(Data items)
++++++++++

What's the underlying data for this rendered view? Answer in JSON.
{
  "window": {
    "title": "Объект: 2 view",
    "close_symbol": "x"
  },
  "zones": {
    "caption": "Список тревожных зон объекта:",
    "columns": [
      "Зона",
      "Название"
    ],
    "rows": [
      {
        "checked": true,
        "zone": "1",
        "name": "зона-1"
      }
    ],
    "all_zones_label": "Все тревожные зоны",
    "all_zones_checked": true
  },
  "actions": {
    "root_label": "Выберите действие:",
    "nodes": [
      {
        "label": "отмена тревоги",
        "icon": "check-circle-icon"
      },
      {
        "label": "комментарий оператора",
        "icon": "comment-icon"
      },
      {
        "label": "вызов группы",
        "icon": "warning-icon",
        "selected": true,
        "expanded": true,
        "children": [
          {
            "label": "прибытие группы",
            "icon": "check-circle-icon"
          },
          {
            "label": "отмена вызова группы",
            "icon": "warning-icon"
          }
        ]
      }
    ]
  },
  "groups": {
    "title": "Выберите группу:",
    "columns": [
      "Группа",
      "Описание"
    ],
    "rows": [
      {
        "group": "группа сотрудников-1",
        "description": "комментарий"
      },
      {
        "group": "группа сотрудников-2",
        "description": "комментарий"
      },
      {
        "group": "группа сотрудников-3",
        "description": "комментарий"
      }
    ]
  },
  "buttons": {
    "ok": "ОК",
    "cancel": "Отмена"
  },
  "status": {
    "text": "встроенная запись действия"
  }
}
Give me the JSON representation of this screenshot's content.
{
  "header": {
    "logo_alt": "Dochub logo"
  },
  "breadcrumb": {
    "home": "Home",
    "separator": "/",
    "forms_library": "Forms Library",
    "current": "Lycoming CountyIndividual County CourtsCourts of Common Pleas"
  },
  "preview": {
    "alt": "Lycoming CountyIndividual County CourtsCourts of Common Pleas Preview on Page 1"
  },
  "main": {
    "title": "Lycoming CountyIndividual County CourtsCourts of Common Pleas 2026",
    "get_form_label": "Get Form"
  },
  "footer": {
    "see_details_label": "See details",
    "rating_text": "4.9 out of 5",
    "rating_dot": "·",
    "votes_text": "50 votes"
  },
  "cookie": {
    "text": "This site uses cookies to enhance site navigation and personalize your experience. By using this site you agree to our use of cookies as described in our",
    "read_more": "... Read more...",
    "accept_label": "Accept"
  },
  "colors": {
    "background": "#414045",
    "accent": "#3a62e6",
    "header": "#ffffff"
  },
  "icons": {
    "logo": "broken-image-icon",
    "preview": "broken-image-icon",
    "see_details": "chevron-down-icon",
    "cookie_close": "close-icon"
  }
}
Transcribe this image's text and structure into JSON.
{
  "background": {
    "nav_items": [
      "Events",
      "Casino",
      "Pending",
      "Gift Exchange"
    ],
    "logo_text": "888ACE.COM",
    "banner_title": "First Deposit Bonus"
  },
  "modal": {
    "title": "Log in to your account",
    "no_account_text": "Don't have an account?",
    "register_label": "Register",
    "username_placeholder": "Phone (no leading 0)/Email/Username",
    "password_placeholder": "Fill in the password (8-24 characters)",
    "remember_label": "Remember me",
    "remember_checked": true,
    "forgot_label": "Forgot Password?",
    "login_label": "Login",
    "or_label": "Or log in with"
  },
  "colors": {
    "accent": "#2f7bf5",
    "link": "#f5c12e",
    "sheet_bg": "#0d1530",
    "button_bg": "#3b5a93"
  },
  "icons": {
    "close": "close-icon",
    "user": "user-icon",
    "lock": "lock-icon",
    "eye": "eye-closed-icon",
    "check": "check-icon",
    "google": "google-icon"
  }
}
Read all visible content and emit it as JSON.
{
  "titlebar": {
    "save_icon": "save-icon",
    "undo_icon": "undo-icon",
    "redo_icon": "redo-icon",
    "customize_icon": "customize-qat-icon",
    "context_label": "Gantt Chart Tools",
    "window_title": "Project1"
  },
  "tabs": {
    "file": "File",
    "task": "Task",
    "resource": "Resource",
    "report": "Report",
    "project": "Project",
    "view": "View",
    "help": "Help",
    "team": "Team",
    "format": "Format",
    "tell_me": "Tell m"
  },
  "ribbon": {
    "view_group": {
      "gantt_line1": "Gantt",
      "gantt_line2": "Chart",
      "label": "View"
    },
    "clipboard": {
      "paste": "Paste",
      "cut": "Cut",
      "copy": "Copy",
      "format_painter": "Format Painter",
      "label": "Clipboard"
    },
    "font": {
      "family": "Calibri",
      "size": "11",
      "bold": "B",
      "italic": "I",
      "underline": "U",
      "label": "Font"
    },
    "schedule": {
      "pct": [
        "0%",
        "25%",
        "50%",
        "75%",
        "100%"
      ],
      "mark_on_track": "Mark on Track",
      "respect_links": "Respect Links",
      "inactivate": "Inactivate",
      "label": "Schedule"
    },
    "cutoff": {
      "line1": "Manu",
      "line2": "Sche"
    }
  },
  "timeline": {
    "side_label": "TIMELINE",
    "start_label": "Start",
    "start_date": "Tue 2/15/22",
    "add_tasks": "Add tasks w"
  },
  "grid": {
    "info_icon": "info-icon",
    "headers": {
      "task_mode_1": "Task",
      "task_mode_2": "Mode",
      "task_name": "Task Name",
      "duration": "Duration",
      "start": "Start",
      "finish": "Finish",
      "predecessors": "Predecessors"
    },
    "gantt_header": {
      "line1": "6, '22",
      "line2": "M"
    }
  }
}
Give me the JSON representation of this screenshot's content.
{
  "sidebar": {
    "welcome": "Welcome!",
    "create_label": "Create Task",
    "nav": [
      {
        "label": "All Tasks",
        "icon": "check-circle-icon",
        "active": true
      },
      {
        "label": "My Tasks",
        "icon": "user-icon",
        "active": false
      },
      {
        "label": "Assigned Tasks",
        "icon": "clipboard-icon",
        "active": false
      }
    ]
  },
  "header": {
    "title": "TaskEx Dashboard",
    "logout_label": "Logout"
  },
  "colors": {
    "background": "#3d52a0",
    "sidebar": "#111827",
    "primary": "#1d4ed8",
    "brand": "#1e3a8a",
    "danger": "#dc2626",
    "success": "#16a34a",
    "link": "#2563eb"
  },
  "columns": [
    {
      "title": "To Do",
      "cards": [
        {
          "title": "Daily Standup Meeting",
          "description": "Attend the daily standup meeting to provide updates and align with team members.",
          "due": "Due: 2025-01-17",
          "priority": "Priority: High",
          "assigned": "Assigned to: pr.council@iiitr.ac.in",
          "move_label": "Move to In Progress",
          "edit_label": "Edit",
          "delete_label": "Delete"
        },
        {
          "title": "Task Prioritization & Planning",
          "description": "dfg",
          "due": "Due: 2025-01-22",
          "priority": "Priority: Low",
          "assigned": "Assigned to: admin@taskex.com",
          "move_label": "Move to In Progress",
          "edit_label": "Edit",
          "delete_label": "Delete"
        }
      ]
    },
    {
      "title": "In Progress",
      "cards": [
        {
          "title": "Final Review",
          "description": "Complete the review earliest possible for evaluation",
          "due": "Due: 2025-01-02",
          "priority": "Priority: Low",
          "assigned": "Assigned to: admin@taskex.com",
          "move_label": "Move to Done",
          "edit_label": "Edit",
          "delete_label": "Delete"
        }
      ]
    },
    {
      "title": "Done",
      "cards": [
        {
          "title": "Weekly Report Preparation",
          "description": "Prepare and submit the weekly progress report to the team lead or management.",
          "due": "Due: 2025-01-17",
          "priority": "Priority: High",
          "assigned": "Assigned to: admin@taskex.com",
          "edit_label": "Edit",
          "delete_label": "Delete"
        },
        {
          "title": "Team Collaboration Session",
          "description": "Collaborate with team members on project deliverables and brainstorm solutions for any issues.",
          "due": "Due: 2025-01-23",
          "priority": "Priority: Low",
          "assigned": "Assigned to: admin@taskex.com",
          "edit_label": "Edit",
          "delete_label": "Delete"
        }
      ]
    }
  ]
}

++++++++++

● **REQUEST**: Extract from the material all lines containing the string "Pleas".

● **SOLVED EXERCISE**:
    "current": "Lycoming CountyIndividual County CourtsCourts of Common Pleas"
    "alt": "Lycoming CountyIndividual County CourtsCourts of Common Pleas Preview on Page 1"
    "title": "Lycoming CountyIndividual County CourtsCourts of Common Pleas 2026",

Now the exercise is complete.